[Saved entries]
● ● ● ● ●
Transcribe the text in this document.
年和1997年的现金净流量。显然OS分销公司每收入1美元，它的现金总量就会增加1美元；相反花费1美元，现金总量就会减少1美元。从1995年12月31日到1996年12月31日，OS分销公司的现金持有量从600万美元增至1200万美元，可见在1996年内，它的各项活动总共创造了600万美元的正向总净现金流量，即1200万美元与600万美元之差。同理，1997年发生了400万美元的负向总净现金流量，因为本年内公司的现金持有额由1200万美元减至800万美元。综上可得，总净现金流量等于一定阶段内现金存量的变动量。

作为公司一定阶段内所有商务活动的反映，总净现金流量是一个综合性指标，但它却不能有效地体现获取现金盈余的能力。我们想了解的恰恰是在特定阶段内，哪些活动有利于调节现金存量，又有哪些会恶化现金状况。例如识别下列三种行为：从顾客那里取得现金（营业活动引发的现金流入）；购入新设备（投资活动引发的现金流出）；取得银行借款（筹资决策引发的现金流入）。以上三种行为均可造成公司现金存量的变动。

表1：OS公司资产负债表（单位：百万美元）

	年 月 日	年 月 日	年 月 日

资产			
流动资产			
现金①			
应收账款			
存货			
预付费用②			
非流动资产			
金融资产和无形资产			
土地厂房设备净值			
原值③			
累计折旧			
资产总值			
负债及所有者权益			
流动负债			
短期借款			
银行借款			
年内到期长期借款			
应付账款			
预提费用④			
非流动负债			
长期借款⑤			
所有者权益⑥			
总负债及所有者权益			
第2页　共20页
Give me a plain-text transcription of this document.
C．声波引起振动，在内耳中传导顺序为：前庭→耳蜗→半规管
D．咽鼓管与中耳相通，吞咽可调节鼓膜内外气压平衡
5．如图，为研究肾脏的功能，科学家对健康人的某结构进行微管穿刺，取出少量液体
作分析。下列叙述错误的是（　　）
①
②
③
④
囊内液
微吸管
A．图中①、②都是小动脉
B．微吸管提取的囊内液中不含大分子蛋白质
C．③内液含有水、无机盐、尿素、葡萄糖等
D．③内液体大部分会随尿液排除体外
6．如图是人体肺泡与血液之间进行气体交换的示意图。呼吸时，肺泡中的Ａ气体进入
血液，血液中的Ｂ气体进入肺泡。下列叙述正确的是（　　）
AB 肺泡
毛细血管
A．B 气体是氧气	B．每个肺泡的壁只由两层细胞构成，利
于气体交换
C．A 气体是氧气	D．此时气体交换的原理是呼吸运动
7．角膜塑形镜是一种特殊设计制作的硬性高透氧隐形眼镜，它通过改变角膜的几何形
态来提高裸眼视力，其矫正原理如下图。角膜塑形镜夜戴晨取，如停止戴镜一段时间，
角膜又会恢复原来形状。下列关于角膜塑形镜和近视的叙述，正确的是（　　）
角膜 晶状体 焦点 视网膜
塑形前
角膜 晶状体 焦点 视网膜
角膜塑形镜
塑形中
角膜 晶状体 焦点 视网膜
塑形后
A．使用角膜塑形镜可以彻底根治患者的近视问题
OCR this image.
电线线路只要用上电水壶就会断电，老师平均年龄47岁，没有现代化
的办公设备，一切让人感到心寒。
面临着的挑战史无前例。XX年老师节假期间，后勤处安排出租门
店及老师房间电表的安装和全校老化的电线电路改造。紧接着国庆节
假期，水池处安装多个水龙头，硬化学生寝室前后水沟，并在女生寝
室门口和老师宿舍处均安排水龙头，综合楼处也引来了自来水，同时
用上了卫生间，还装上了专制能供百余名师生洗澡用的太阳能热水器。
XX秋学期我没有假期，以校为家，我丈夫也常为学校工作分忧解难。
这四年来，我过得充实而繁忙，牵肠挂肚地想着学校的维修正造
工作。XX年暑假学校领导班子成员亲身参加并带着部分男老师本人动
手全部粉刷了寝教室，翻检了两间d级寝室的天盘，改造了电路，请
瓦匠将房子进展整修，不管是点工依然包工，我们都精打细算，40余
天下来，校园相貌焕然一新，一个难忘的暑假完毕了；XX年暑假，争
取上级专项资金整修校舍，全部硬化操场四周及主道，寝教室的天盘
● ● ● ● ●
Your objective: Every record shown above must be echoed exactly.

Exercise answer:
Transcribe the text in this document.
年和1997年的现金净流量。显然OS分销公司每收入1美元，它的现金总量就会增加1美元；相反花费1美元，现金总量就会减少1美元。从1995年12月31日到1996年12月31日，OS分销公司的现金持有量从600万美元增至1200万美元，可见在1996年内，它的各项活动总共创造了600万美元的正向总净现金流量，即1200万美元与600万美元之差。同理，1997年发生了400万美元的负向总净现金流量，因为本年内公司的现金持有额由1200万美元减至800万美元。综上可得，总净现金流量等于一定阶段内现金存量的变动量。

作为公司一定阶段内所有商务活动的反映，总净现金流量是一个综合性指标，但它却不能有效地体现获取现金盈余的能力。我们想了解的恰恰是在特定阶段内，哪些活动有利于调节现金存量，又有哪些会恶化现金状况。例如识别下列三种行为：从顾客那里取得现金（营业活动引发的现金流入）；购入新设备（投资活动引发的现金流出）；取得银行借款（筹资决策引发的现金流入）。以上三种行为均可造成公司现金存量的变动。

表1：OS公司资产负债表（单位：百万美元）

	年 月 日	年 月 日	年 月 日

资产			
流动资产			
现金①			
应收账款			
存货			
预付费用②			
非流动资产			
金融资产和无形资产			
土地厂房设备净值			
原值③			
累计折旧			
资产总值			
负债及所有者权益			
流动负债			
短期借款			
银行借款			
年内到期长期借款			
应付账款			
预提费用④			
非流动负债			
长期借款⑤			
所有者权益⑥			
总负债及所有者权益			
第2页　共20页
Give me a plain-text transcription of this document.
C．声波引起振动，在内耳中传导顺序为：前庭→耳蜗→半规管
D．咽鼓管与中耳相通，吞咽可调节鼓膜内外气压平衡
5．如图，为研究肾脏的功能，科学家对健康人的某结构进行微管穿刺，取出少量液体
作分析。下列叙述错误的是（　　）
①
②
③
④
囊内液
微吸管
A．图中①、②都是小动脉
B．微吸管提取的囊内液中不含大分子蛋白质
C．③内液含有水、无机盐、尿素、葡萄糖等
D．③内液体大部分会随尿液排除体外
6．如图是人体肺泡与血液之间进行气体交换的示意图。呼吸时，肺泡中的Ａ气体进入
血液，血液中的Ｂ气体进入肺泡。下列叙述正确的是（　　）
AB 肺泡
毛细血管
A．B 气体是氧气	B．每个肺泡的壁只由两层细胞构成，利
于气体交换
C．A 气体是氧气	D．此时气体交换的原理是呼吸运动
7．角膜塑形镜是一种特殊设计制作的硬性高透氧隐形眼镜，它通过改变角膜的几何形
态来提高裸眼视力，其矫正原理如下图。角膜塑形镜夜戴晨取，如停止戴镜一段时间，
角膜又会恢复原来形状。下列关于角膜塑形镜和近视的叙述，正确的是（　　）
角膜 晶状体 焦点 视网膜
塑形前
角膜 晶状体 焦点 视网膜
角膜塑形镜
塑形中
角膜 晶状体 焦点 视网膜
塑形后
A．使用角膜塑形镜可以彻底根治患者的近视问题
OCR this image.
电线线路只要用上电水壶就会断电，老师平均年龄47岁，没有现代化
的办公设备，一切让人感到心寒。
面临着的挑战史无前例。XX年老师节假期间，后勤处安排出租门
店及老师房间电表的安装和全校老化的电线电路改造。紧接着国庆节
假期，水池处安装多个水龙头，硬化学生寝室前后水沟，并在女生寝
室门口和老师宿舍处均安排水龙头，综合楼处也引来了自来水，同时
用上了卫生间，还装上了专制能供百余名师生洗澡用的太阳能热水器。
XX秋学期我没有假期，以校为家，我丈夫也常为学校工作分忧解难。
这四年来，我过得充实而繁忙，牵肠挂肚地想着学校的维修正造
工作。XX年暑假学校领导班子成员亲身参加并带着部分男老师本人动
手全部粉刷了寝教室，翻检了两间d级寝室的天盘，改造了电路，请
瓦匠将房子进展整修，不管是点工依然包工，我们都精打细算，40余
天下来，校园相貌焕然一新，一个难忘的暑假完毕了；XX年暑假，争
取上级专项资金整修校舍，全部硬化操场四周及主道，寝教室的天盘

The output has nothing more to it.